Each record must be retyped in full. No character may differ.
-- BEGIN --
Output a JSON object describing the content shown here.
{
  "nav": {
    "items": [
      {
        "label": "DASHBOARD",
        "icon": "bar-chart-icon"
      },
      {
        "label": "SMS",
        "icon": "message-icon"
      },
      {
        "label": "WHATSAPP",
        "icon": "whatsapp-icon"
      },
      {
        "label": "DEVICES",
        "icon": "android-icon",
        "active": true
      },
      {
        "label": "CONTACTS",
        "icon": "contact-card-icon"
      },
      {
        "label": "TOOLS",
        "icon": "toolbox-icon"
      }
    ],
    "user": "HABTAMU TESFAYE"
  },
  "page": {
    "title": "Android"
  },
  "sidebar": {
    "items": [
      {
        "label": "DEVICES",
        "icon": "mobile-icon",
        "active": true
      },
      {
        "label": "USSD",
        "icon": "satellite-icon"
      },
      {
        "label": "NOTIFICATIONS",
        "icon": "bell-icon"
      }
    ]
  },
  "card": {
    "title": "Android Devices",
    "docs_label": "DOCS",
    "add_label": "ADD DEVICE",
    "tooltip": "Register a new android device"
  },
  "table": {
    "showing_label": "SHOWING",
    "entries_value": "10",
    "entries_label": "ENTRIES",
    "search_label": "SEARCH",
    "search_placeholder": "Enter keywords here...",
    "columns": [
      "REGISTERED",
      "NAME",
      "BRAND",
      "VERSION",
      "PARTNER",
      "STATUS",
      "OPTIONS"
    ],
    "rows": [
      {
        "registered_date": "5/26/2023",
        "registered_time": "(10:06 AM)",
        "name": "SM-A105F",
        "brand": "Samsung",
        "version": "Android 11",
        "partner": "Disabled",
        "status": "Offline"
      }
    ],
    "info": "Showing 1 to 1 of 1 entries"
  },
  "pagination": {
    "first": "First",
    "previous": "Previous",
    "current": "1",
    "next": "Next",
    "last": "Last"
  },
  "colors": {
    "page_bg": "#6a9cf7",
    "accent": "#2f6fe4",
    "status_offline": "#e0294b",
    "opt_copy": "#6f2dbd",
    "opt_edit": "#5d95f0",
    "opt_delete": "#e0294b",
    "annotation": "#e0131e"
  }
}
-- END --
# Answer to the task:
Output a JSON object describing the content shown here.
{
  "nav": {
    "items": [
      {
        "label": "DASHBOARD",
        "icon": "bar-chart-icon"
      },
      {
        "label": "SMS",
        "icon": "message-icon"
      },
      {
        "label": "WHATSAPP",
        "icon": "whatsapp-icon"
      },
      {
        "label": "DEVICES",
        "icon": "android-icon",
        "active": true
      },
      {
        "label": "CONTACTS",
        "icon": "contact-card-icon"
      },
      {
        "label": "TOOLS",
        "icon": "toolbox-icon"
      }
    ],
    "user": "HABTAMU TESFAYE"
  },
  "page": {
    "title": "Android"
  },
  "sidebar": {
    "items": [
      {
        "label": "DEVICES",
        "icon": "mobile-icon",
        "active": true
      },
      {
        "label": "USSD",
        "icon": "satellite-icon"
      },
      {
        "label": "NOTIFICATIONS",
        "icon": "bell-icon"
      }
    ]
  },
  "card": {
    "title": "Android Devices",
    "docs_label": "DOCS",
    "add_label": "ADD DEVICE",
    "tooltip": "Register a new android device"
  },
  "table": {
    "showing_label": "SHOWING",
    "entries_value": "10",
    "entries_label": "ENTRIES",
    "search_label": "SEARCH",
    "search_placeholder": "Enter keywords here...",
    "columns": [
      "REGISTERED",
      "NAME",
      "BRAND",
      "VERSION",
      "PARTNER",
      "STATUS",
      "OPTIONS"
    ],
    "rows": [
      {
        "registered_date": "5/26/2023",
        "registered_time": "(10:06 AM)",
        "name": "SM-A105F",
        "brand": "Samsung",
        "version": "Android 11",
        "partner": "Disabled",
        "status": "Offline"
      }
    ],
    "info": "Showing 1 to 1 of 1 entries"
  },
  "pagination": {
    "first": "First",
    "previous": "Previous",
    "current": "1",
    "next": "Next",
    "last": "Last"
  },
  "colors": {
    "page_bg": "#6a9cf7",
    "accent": "#2f6fe4",
    "status_offline": "#e0294b",
    "opt_copy": "#6f2dbd",
    "opt_edit": "#5d95f0",
    "opt_delete": "#e0294b",
    "annotation": "#e0131e"
  }
}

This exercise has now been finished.